Emit the entire listing verbatim.

Extracted records:
========================================
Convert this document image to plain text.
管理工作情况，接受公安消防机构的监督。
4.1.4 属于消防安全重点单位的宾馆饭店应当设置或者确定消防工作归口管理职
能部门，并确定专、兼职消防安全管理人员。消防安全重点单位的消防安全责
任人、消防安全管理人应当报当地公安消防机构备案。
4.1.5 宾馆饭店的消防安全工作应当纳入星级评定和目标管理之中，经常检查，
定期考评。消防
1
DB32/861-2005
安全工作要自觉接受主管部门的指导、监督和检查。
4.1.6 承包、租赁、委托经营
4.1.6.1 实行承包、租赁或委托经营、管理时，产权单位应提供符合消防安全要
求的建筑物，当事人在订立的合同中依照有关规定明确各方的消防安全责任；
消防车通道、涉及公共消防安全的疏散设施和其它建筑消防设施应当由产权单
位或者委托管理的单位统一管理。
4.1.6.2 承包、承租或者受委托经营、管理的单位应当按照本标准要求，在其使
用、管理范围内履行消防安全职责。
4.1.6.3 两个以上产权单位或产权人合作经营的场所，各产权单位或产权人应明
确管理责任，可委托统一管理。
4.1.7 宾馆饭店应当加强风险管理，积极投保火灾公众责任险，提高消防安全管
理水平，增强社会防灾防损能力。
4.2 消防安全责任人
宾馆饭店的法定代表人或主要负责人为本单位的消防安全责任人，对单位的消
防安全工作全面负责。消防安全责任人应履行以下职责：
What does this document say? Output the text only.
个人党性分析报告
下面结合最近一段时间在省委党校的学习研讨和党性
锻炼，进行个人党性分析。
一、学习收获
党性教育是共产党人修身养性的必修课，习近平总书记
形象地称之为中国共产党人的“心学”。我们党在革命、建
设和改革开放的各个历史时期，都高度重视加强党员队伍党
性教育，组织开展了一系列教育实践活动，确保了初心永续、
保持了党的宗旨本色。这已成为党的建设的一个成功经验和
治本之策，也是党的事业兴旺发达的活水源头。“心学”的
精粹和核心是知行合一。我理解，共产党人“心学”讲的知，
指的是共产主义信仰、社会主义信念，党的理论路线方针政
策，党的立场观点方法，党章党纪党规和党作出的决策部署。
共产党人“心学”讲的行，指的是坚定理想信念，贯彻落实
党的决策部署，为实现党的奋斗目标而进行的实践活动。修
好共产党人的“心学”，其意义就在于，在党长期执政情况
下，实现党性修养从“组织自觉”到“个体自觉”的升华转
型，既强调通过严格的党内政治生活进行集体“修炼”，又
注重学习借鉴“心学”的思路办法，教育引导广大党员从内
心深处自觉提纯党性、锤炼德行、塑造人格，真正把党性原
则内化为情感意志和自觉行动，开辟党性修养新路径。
========================================
Complete response:
Convert this document image to plain text.
管理工作情况，接受公安消防机构的监督。
4.1.4 属于消防安全重点单位的宾馆饭店应当设置或者确定消防工作归口管理职
能部门，并确定专、兼职消防安全管理人员。消防安全重点单位的消防安全责
任人、消防安全管理人应当报当地公安消防机构备案。
4.1.5 宾馆饭店的消防安全工作应当纳入星级评定和目标管理之中，经常检查，
定期考评。消防
1
DB32/861-2005
安全工作要自觉接受主管部门的指导、监督和检查。
4.1.6 承包、租赁、委托经营
4.1.6.1 实行承包、租赁或委托经营、管理时，产权单位应提供符合消防安全要
求的建筑物，当事人在订立的合同中依照有关规定明确各方的消防安全责任；
消防车通道、涉及公共消防安全的疏散设施和其它建筑消防设施应当由产权单
位或者委托管理的单位统一管理。
4.1.6.2 承包、承租或者受委托经营、管理的单位应当按照本标准要求，在其使
用、管理范围内履行消防安全职责。
4.1.6.3 两个以上产权单位或产权人合作经营的场所，各产权单位或产权人应明
确管理责任，可委托统一管理。
4.1.7 宾馆饭店应当加强风险管理，积极投保火灾公众责任险，提高消防安全管
理水平，增强社会防灾防损能力。
4.2 消防安全责任人
宾馆饭店的法定代表人或主要负责人为本单位的消防安全责任人，对单位的消
防安全工作全面负责。消防安全责任人应履行以下职责：
What does this document say? Output the text only.
个人党性分析报告
下面结合最近一段时间在省委党校的学习研讨和党性
锻炼，进行个人党性分析。
一、学习收获
党性教育是共产党人修身养性的必修课，习近平总书记
形象地称之为中国共产党人的“心学”。我们党在革命、建
设和改革开放的各个历史时期，都高度重视加强党员队伍党
性教育，组织开展了一系列教育实践活动，确保了初心永续、
保持了党的宗旨本色。这已成为党的建设的一个成功经验和
治本之策，也是党的事业兴旺发达的活水源头。“心学”的
精粹和核心是知行合一。我理解，共产党人“心学”讲的知，
指的是共产主义信仰、社会主义信念，党的理论路线方针政
策，党的立场观点方法，党章党纪党规和党作出的决策部署。
共产党人“心学”讲的行，指的是坚定理想信念，贯彻落实
党的决策部署，为实现党的奋斗目标而进行的实践活动。修
好共产党人的“心学”，其意义就在于，在党长期执政情况
下，实现党性修养从“组织自觉”到“个体自觉”的升华转
型，既强调通过严格的党内政治生活进行集体“修炼”，又
注重学习借鉴“心学”的思路办法，教育引导广大党员从内
心深处自觉提纯党性、锤炼德行、塑造人格，真正把党性原
则内化为情感意志和自觉行动，开辟党性修养新路径。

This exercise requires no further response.